(Spatial layout entries)
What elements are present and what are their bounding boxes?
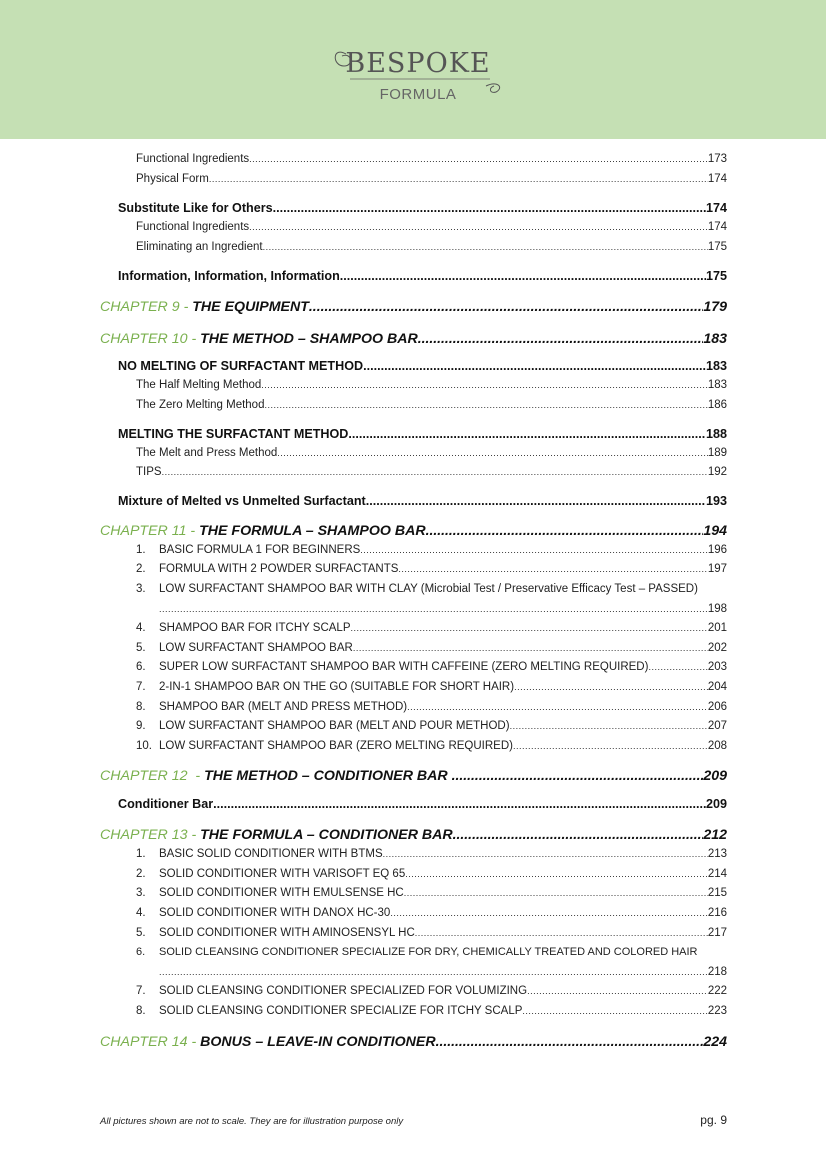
toc-list-item-page: 201 xyxy=(707,622,727,635)
toc-section[interactable] xyxy=(118,356,727,376)
toc-list-item-page: 217 xyxy=(707,926,727,939)
toc-list-item[interactable]: 9. LOW SURFACTANT SHAMPOO BAR (MELT AND POUR METHOD) ..... 207 xyxy=(136,717,727,737)
chapter-title: THE METHOD – SHAMPOO BAR xyxy=(200,331,418,348)
toc-list-item-page: 215 xyxy=(707,887,727,900)
chapter-page: 183 xyxy=(703,331,727,348)
toc-entry[interactable] xyxy=(136,150,727,170)
toc-entry-label: Functional Ingredients xyxy=(136,221,250,234)
toc-list-item-page: 197 xyxy=(707,563,727,576)
toc-entry[interactable] xyxy=(136,218,727,238)
toc-section[interactable] xyxy=(118,794,727,814)
toc-entry[interactable] xyxy=(136,396,727,416)
toc-entry-page: 174 xyxy=(707,221,727,234)
toc-list-item-label: LOW SURFACTANT SHAMPOO BAR xyxy=(159,641,353,654)
toc-section[interactable] xyxy=(118,424,727,444)
toc-section-page: 174 xyxy=(705,201,727,216)
chapter-number: CHAPTER 14 - xyxy=(100,1033,197,1050)
toc-list-item[interactable]: 2. SOLID CONDITIONER WITH VARISOFT EQ 65 ..... 214 xyxy=(136,865,727,885)
toc-list-item-label: SOLID CONDITIONER WITH EMULSENSE HC xyxy=(159,887,404,900)
toc-chapter[interactable] xyxy=(100,295,727,317)
toc-list-item-label: SOLID CONDITIONER WITH VARISOFT EQ 65 xyxy=(159,867,406,880)
toc-list-item[interactable]: 8. SOLID CLEANSING CONDITIONER SPECIALIZE FOR ITCHY SCALP ..... 223 xyxy=(136,1002,727,1022)
toc-section-label: Mixture of Melted vs Unmelted Surfactant xyxy=(118,493,366,508)
toc-entry-page: 175 xyxy=(707,240,727,253)
toc-list-item-label: SOLID CLEANSING CONDITIONER SPECIALIZE FOR DRY, CHEMICALLY TREATED AND COLORED HAIR xyxy=(159,946,698,959)
toc-list-item-page: 213 xyxy=(707,848,727,861)
chapter-number: CHAPTER 11 - xyxy=(100,522,196,539)
toc-entry[interactable] xyxy=(136,376,727,396)
chapter-number: CHAPTER 9 - xyxy=(100,299,189,316)
toc-section-page: 209 xyxy=(705,797,727,812)
page-header xyxy=(0,0,826,139)
toc-list-item-page: 223 xyxy=(707,1005,727,1018)
chapter-number: CHAPTER 12 - xyxy=(100,768,201,785)
toc-list-item[interactable]: 5. SOLID CONDITIONER WITH AMINOSENSYL HC ..... 217 xyxy=(136,924,727,944)
toc-entry[interactable] xyxy=(136,170,727,190)
toc-list-item-page: 196 xyxy=(707,543,727,556)
toc-list-item-label: LOW SURFACTANT SHAMPOO BAR (MELT AND POUR METHOD) xyxy=(159,720,510,733)
toc-list-item-label: SOLID CLEANSING CONDITIONER SPECIALIZED FOR VOLUMIZING xyxy=(159,985,528,998)
toc-entry[interactable] xyxy=(136,444,727,464)
toc-list-item[interactable]: 1. BASIC SOLID CONDITIONER WITH BTMS ..... 213 xyxy=(136,845,727,865)
chapter-number: CHAPTER 13 - xyxy=(100,827,197,844)
chapter-title: BONUS – LEAVE-IN CONDITIONER xyxy=(200,1033,436,1050)
toc-list-item-label: LOW SURFACTANT SHAMPOO BAR (ZERO MELTING REQUIRED) xyxy=(159,739,513,752)
table-of-contents xyxy=(100,150,727,1052)
toc-list-item-page: 216 xyxy=(707,907,727,920)
toc-section-label: Substitute Like for Others xyxy=(118,201,273,216)
toc-list-item-page: 206 xyxy=(707,700,727,713)
toc-list-item[interactable]: 7. SOLID CLEANSING CONDITIONER SPECIALIZED FOR VOLUMIZING ..... 222 xyxy=(136,982,727,1002)
toc-entry-page: 173 xyxy=(707,153,727,165)
toc-list-item[interactable]: 6. SOLID CLEANSING CONDITIONER SPECIALIZE FOR DRY, CHEMICALLY TREATED AND COLORED HAIR xyxy=(136,946,698,959)
toc-list-item[interactable]: 5. LOW SURFACTANT SHAMPOO BAR ..... 202 xyxy=(136,639,727,659)
toc-list-item-label: FORMULA WITH 2 POWDER SURFACTANTS xyxy=(159,563,399,576)
toc-chapter[interactable] xyxy=(100,519,727,541)
toc-list-item[interactable]: 7. 2-IN-1 SHAMPOO BAR ON THE GO (SUITABLE FOR SHORT HAIR) ..... 204 xyxy=(136,678,727,698)
toc-entry-page: 189 xyxy=(707,446,727,459)
toc-list-item-label: BASIC SOLID CONDITIONER WITH BTMS xyxy=(159,848,383,861)
toc-list-item-page: 218 xyxy=(707,965,727,978)
toc-list-item-label: SOLID CLEANSING CONDITIONER SPECIALIZE FOR ITCHY SCALP xyxy=(159,1005,523,1018)
toc-entry-label: The Zero Melting Method xyxy=(136,398,265,411)
chapter-page: 212 xyxy=(703,827,727,844)
toc-list-item[interactable]: 1. BASIC FORMULA 1 FOR BEGINNERS ..... 196 xyxy=(136,541,727,561)
toc-entry-label: Eliminating an Ingredient xyxy=(136,240,263,253)
toc-section-label: Information, Information, Information xyxy=(118,269,340,284)
toc-list-item-label: LOW SURFACTANT SHAMPOO BAR WITH CLAY (Microbial Test / Preservative Efficacy Test – PASSED) xyxy=(159,582,698,595)
toc-entry[interactable] xyxy=(136,463,727,483)
svg-text:FORMULA: FORMULA xyxy=(379,86,457,103)
toc-section-page: 188 xyxy=(705,426,727,441)
toc-list-item-page: 214 xyxy=(707,867,727,880)
chapter-title: THE FORMULA – CONDITIONER BAR xyxy=(200,827,453,844)
chapter-title: THE EQUIPMENT xyxy=(192,299,309,316)
toc-list-item-label: SOLID CONDITIONER WITH DANOX HC-30 xyxy=(159,907,391,920)
toc-list-item-page: 203 xyxy=(707,661,727,674)
toc-list-item[interactable]: 4. SOLID CONDITIONER WITH DANOX HC-30 ..... 216 xyxy=(136,904,727,924)
toc-list-item-label: SHAMPOO BAR (MELT AND PRESS METHOD) xyxy=(159,700,408,713)
toc-chapter[interactable] xyxy=(100,1030,727,1052)
bespoke-formula-logo xyxy=(330,36,506,106)
toc-list-item-page: 207 xyxy=(707,720,727,733)
toc-section-page: 193 xyxy=(705,493,727,508)
toc-section[interactable] xyxy=(118,266,727,286)
toc-entry-page: 192 xyxy=(707,466,727,479)
toc-entry-page: 174 xyxy=(707,172,727,185)
toc-list-item-continuation[interactable] xyxy=(159,963,727,983)
toc-list-item[interactable]: 3. LOW SURFACTANT SHAMPOO BAR WITH CLAY (Microbial Test / Preservative Efficacy Test – PASSED) xyxy=(136,582,698,595)
svg-text:BESPOKE: BESPOKE xyxy=(345,48,491,79)
toc-section-label: MELTING THE SURFACTANT METHOD xyxy=(118,426,349,441)
toc-list-item-label: SOLID CONDITIONER WITH AMINOSENSYL HC xyxy=(159,926,415,939)
toc-section[interactable] xyxy=(118,491,727,511)
chapter-title: THE FORMULA – SHAMPOO BAR xyxy=(199,522,426,539)
chapter-page: 224 xyxy=(703,1033,727,1050)
toc-list-item[interactable]: 2. FORMULA WITH 2 POWDER SURFACTANTS ..... 197 xyxy=(136,560,727,580)
toc-list-item-label: 2-IN-1 SHAMPOO BAR ON THE GO (SUITABLE FOR SHORT HAIR) xyxy=(159,680,515,693)
toc-list-item[interactable]: 4. SHAMPOO BAR FOR ITCHY SCALP ..... 201 xyxy=(136,619,727,639)
toc-entry-label: The Half Melting Method xyxy=(136,379,262,392)
chapter-page: 209 xyxy=(703,768,727,785)
toc-list-item-page: 222 xyxy=(707,985,727,998)
toc-chapter[interactable] xyxy=(100,823,727,845)
toc-entry[interactable] xyxy=(136,238,727,258)
toc-entry-page: 186 xyxy=(707,398,727,411)
toc-section-page: 175 xyxy=(705,269,727,284)
toc-list-item[interactable]: 3. SOLID CONDITIONER WITH EMULSENSE HC ..... 215 xyxy=(136,884,727,904)
toc-entry-label: TIPS xyxy=(136,466,162,479)
toc-section-label: Conditioner Bar xyxy=(118,797,214,812)
toc-list-item-page: 208 xyxy=(707,739,727,752)
toc-chapter[interactable] xyxy=(100,327,727,349)
chapter-number: CHAPTER 10 - xyxy=(100,331,197,348)
toc-list-item-page: 202 xyxy=(707,641,727,654)
footer-note: All pictures shown are not to scale. They are for illustration purpose only xyxy=(100,1116,404,1127)
toc-entry-label: Physical Form xyxy=(136,172,209,185)
toc-list-item-label: BASIC FORMULA 1 FOR BEGINNERS xyxy=(159,543,361,556)
page-number: pg. 9 xyxy=(700,1113,727,1127)
chapter-title: THE METHOD – CONDITIONER BAR xyxy=(204,768,448,785)
toc-chapter[interactable] xyxy=(100,764,727,786)
toc-section-label: NO MELTING OF SURFACTANT METHOD xyxy=(118,359,364,374)
chapter-page: 179 xyxy=(703,299,727,316)
toc-list-item[interactable]: 8. SHAMPOO BAR (MELT AND PRESS METHOD) ..... 206 xyxy=(136,698,727,718)
toc-list-item-page: 204 xyxy=(707,680,727,693)
toc-list-item-page: 198 xyxy=(707,602,727,615)
toc-list-item-label: SHAMPOO BAR FOR ITCHY SCALP xyxy=(159,622,351,635)
toc-list-item[interactable]: 6. SUPER LOW SURFACTANT SHAMPOO BAR WITH CAFFEINE (ZERO MELTING REQUIRED) ..... 203 xyxy=(136,658,727,678)
toc-section-page: 183 xyxy=(705,359,727,374)
toc-list-item-continuation[interactable] xyxy=(159,600,727,620)
toc-list-item[interactable]: 10. LOW SURFACTANT SHAMPOO BAR (ZERO MELTING REQUIRED) ..... 208 xyxy=(136,737,727,757)
toc-entry-label: Functional Ingredients xyxy=(136,153,250,165)
toc-section[interactable] xyxy=(118,198,727,218)
toc-entry-label: The Melt and Press Method xyxy=(136,446,278,459)
chapter-page: 194 xyxy=(703,522,727,539)
toc-entry-page: 183 xyxy=(707,379,727,392)
toc-list-item-label: SUPER LOW SURFACTANT SHAMPOO BAR WITH CAFFEINE (ZERO MELTING REQUIRED) xyxy=(159,661,649,674)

▶ **Exercise instructions**
Please copy the lines word for word, from the line with "toc-list-item-page: 201 xyxy=(707,622,727,635)" up to and including the line with "toc-list-item-page: 215 xyxy=(707,887,727,900)".

▶ **Right answer**
toc-list-item-page: 201 xyxy=(707,622,727,635)
toc-section[interactable] xyxy=(118,356,727,376)
toc-list-item-page: 217 xyxy=(707,926,727,939)
toc-list-item[interactable]: 9. LOW SURFACTANT SHAMPOO BAR (MELT AND POUR METHOD) ..... 207 xyxy=(136,717,727,737)
chapter-title: THE METHOD – SHAMPOO BAR xyxy=(200,331,418,348)
toc-list-item-page: 215 xyxy=(707,887,727,900)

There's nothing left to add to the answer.